(Data entries)

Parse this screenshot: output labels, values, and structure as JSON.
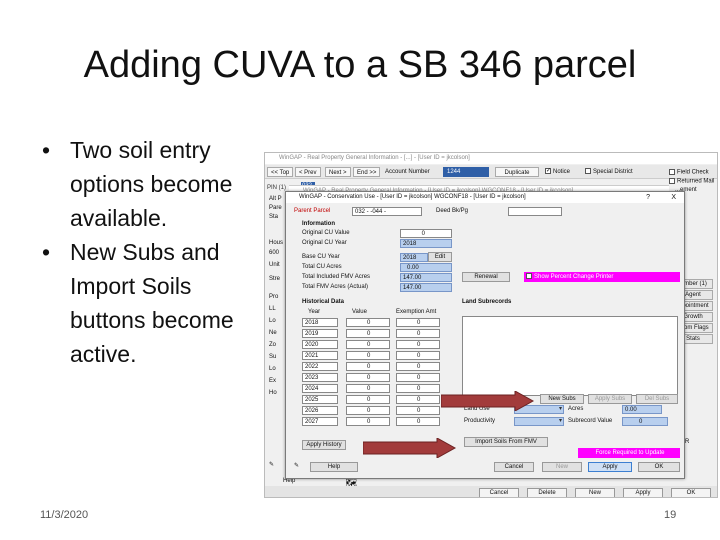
{
  "slide": {
    "title": "Adding CUVA to a SB 346 parcel",
    "bullets": [
      "Two soil entry options become available.",
      "New Subs and Import Soils buttons become active."
    ],
    "date": "11/3/2020",
    "page": "19"
  },
  "background_window": {
    "title": "WinGAP - Real Property General Information - [...] - [User ID = jkcolson]",
    "nav_top": "<< Top",
    "nav_prev": "< Prev",
    "nav_next": "Next >",
    "nav_end": "End >>",
    "account_label": "Account Number",
    "account_value": "1244",
    "duplicate_label": "Duplicate",
    "notice_label": "Notice",
    "special_district_label": "Special District",
    "field_check_label": "Field Check",
    "returned_mail_label": "Returned Mail",
    "agreement_label": "...ement",
    "pin_label": "PIN (1)",
    "pin_value": "032",
    "left_labels": [
      "Alt P",
      "Pare",
      "Sta",
      "",
      "",
      "Unit",
      "",
      "Hous",
      "600",
      "Stre",
      "",
      "Pro",
      "LL",
      "Lo",
      "Ne",
      "Zo",
      "Su",
      "Lo",
      "Ex",
      "Ho"
    ],
    "right_labels": [
      "...mber (1)",
      "Agent",
      "...pointment",
      "Growth",
      "...tom Flags",
      "Stats"
    ],
    "right_er": "ER",
    "bottom_buttons": [
      "Cancel",
      "Delete",
      "New",
      "Apply",
      "OK"
    ],
    "help_label": "Help"
  },
  "second_window": {
    "title": "WinGAP - Real Property General Information - [User ID = jkcolson] WGCONF18 - [User ID = jkcolson]"
  },
  "dialog": {
    "title": "WinGAP - Conservation Use - [User ID = jkcolson] WGCONF18 - [User ID = jkcolson]",
    "help_icon": "?",
    "close_icon": "X",
    "parent_parcel_label": "Parent Parcel",
    "parent_parcel_value": "032 - -044 -",
    "deed_label": "Deed Bk/Pg",
    "deed_value": "",
    "information_label": "Information",
    "original_cu_value_label": "Original CU Value",
    "original_cu_value": "0",
    "original_cu_year_label": "Original CU Year",
    "original_cu_year": "2018",
    "base_cu_year_label": "Base CU Year",
    "base_cu_year": "2018",
    "edit_label": "Edit",
    "total_cu_acres_label": "Total CU Acres",
    "total_cu_acres": "0.00",
    "total_included_fmv_acres_label": "Total Included FMV Acres",
    "total_included_fmv_acres": "147.00",
    "total_fmv_acres_actual_label": "Total FMV Acres (Actual)",
    "total_fmv_acres_actual": "147.00",
    "renewal_label": "Renewal",
    "show_percent_change_label": "Show Percent Change Printer",
    "historical_data_label": "Historical Data",
    "hist_year_header": "Year",
    "hist_value_header": "Value",
    "hist_exemption_header": "Exemption Amt",
    "history_rows": [
      {
        "year": "2018",
        "value": "0",
        "exemption": "0"
      },
      {
        "year": "2019",
        "value": "0",
        "exemption": "0"
      },
      {
        "year": "2020",
        "value": "0",
        "exemption": "0"
      },
      {
        "year": "2021",
        "value": "0",
        "exemption": "0"
      },
      {
        "year": "2022",
        "value": "0",
        "exemption": "0"
      },
      {
        "year": "2023",
        "value": "0",
        "exemption": "0"
      },
      {
        "year": "2024",
        "value": "0",
        "exemption": "0"
      },
      {
        "year": "2025",
        "value": "0",
        "exemption": "0"
      },
      {
        "year": "2026",
        "value": "0",
        "exemption": "0"
      },
      {
        "year": "2027",
        "value": "0",
        "exemption": "0"
      }
    ],
    "land_subrecords_label": "Land Subrecords",
    "new_subs_label": "New Subs",
    "apply_subs_label": "Apply Subs",
    "del_subs_label": "Del Subs",
    "land_use_label": "Land Use",
    "acres_label": "Acres",
    "acres_value": "0.00",
    "productivity_label": "Productivity",
    "subrecord_value_label": "Subrecord Value",
    "subrecord_value": "0",
    "apply_history_label": "Apply History",
    "import_soils_label": "Import Soils From FMV",
    "force_required_label": "Force Required to Update",
    "help_label": "Help",
    "cancel_label": "Cancel",
    "new_label": "New",
    "apply_label": "Apply",
    "ok_label": "OK"
  },
  "colors": {
    "arrow": "#a23b3b",
    "magenta": "#ff00ff",
    "field_blue": "#b8cfee"
  }
}
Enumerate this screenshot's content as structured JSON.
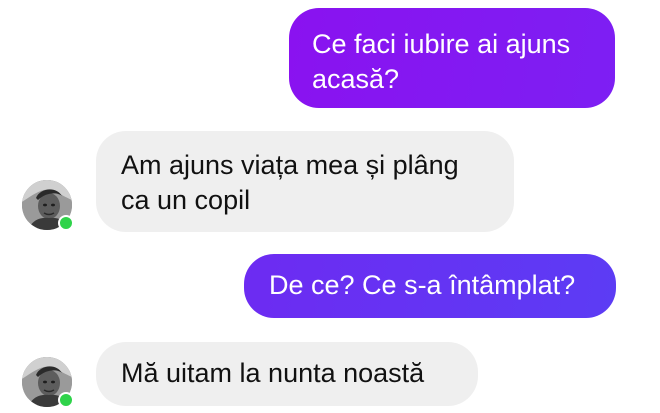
{
  "conversation": {
    "messages": [
      {
        "sender": "me",
        "lines": [
          "Ce faci iubire ai ajuns",
          "acasă?"
        ]
      },
      {
        "sender": "contact",
        "lines": [
          "Am ajuns viața mea și plâng",
          "ca un copil"
        ]
      },
      {
        "sender": "me",
        "lines": [
          "De ce? Ce s-a întâmplat?"
        ]
      },
      {
        "sender": "contact",
        "lines": [
          "Mă uitam la nunta noastă"
        ]
      }
    ],
    "contact_status": "online"
  },
  "colors": {
    "sent_bubble_start": "#8a12f0",
    "sent_bubble_end": "#5c3cf4",
    "received_bubble": "#efefef",
    "online_dot": "#2fd34a"
  },
  "icons": {
    "avatar": "contact-avatar-photo",
    "status": "online-status-dot"
  }
}
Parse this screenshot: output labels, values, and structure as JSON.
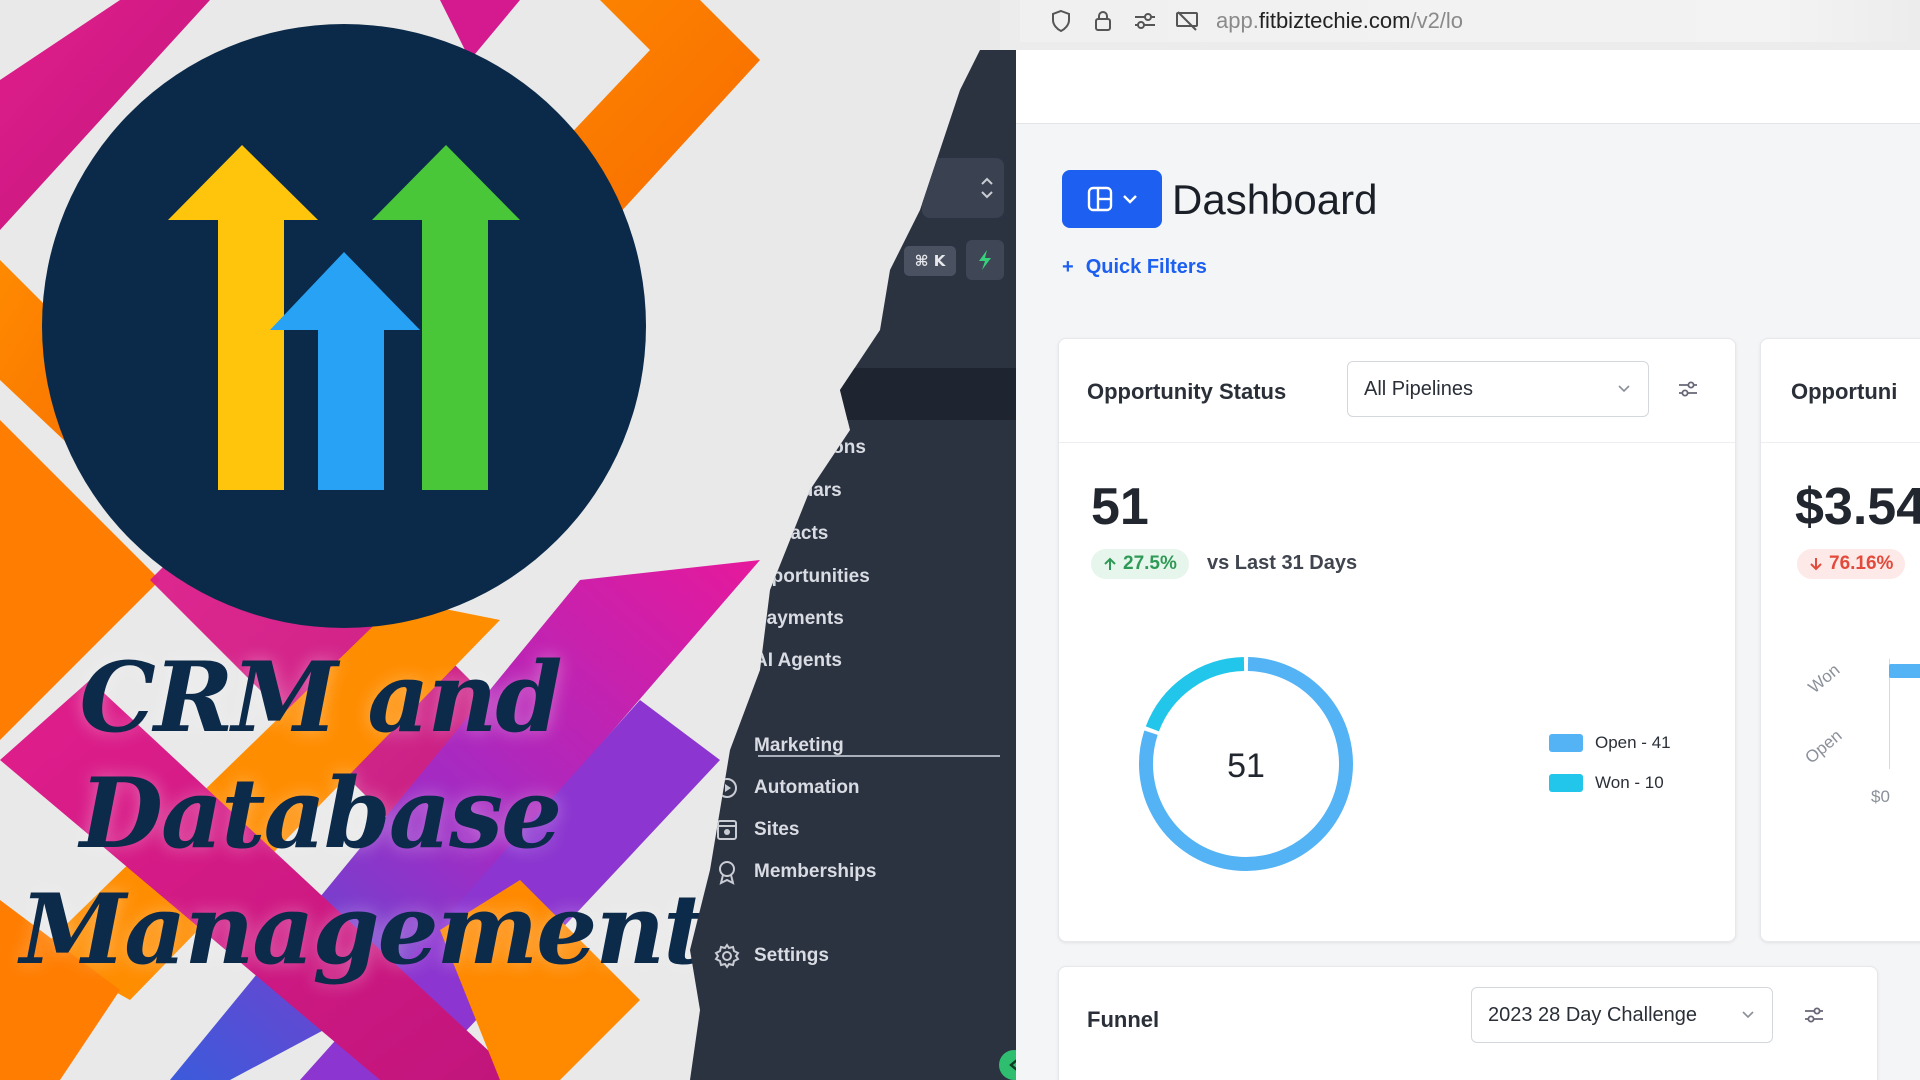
{
  "promo": {
    "title_lines": [
      "CRM and",
      "Database",
      "Management"
    ],
    "logo": "highlevel-arrows-logo"
  },
  "browser": {
    "url_prefix": "app.",
    "url_domain": "fitbiztechie.com",
    "url_path": "/v2/lo"
  },
  "sidebar": {
    "search_shortcut": "⌘ K",
    "items": [
      {
        "label": "ations",
        "icon": "chat-icon"
      },
      {
        "label": "ndars",
        "icon": "calendar-icon"
      },
      {
        "label": "tacts",
        "icon": "contacts-icon"
      },
      {
        "label": "pportunities",
        "icon": "funnel-icon"
      },
      {
        "label": "Payments",
        "icon": "payments-icon"
      },
      {
        "label": "AI Agents",
        "icon": "robot-icon"
      }
    ],
    "items2": [
      {
        "label": "Marketing",
        "icon": "megaphone-icon"
      },
      {
        "label": "Automation",
        "icon": "automation-icon"
      },
      {
        "label": "Sites",
        "icon": "sites-icon"
      },
      {
        "label": "Memberships",
        "icon": "badge-icon"
      },
      {
        "label": "Settings",
        "icon": "gear-icon"
      }
    ]
  },
  "header": {
    "title": "Dashboard",
    "quick_filters": "Quick Filters"
  },
  "opportunity_status": {
    "title": "Opportunity Status",
    "pipeline_select": "All Pipelines",
    "total": "51",
    "change": "27.5%",
    "vs_text": "vs Last 31 Days",
    "donut_center": "51",
    "legend": [
      {
        "label": "Open - 41",
        "color": "#53b3f5"
      },
      {
        "label": "Won - 10",
        "color": "#22c6ea"
      }
    ]
  },
  "opportunity_value": {
    "title": "Opportuni",
    "total": "$3.54",
    "change": "76.16%",
    "axis_labels": [
      "Won",
      "Open"
    ],
    "x_label": "$0"
  },
  "funnel": {
    "title": "Funnel",
    "select": "2023 28 Day Challenge"
  },
  "chart_data": {
    "type": "pie",
    "categories": [
      "Open",
      "Won"
    ],
    "values": [
      41,
      10
    ],
    "colors": [
      "#53b3f5",
      "#22c6ea"
    ],
    "title": "",
    "center_label": "51"
  }
}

→ **What you need to do**: Find each line in the records holding the string "Real" and show it.

→ **Reply**:
    "title": "WinGAP - Real Property General Information - [...] - [User ID = jkcolson]",
    "title": "WinGAP - Real Property General Information - [User ID = jkcolson] WGCONF18 - [User ID = jkcolson]"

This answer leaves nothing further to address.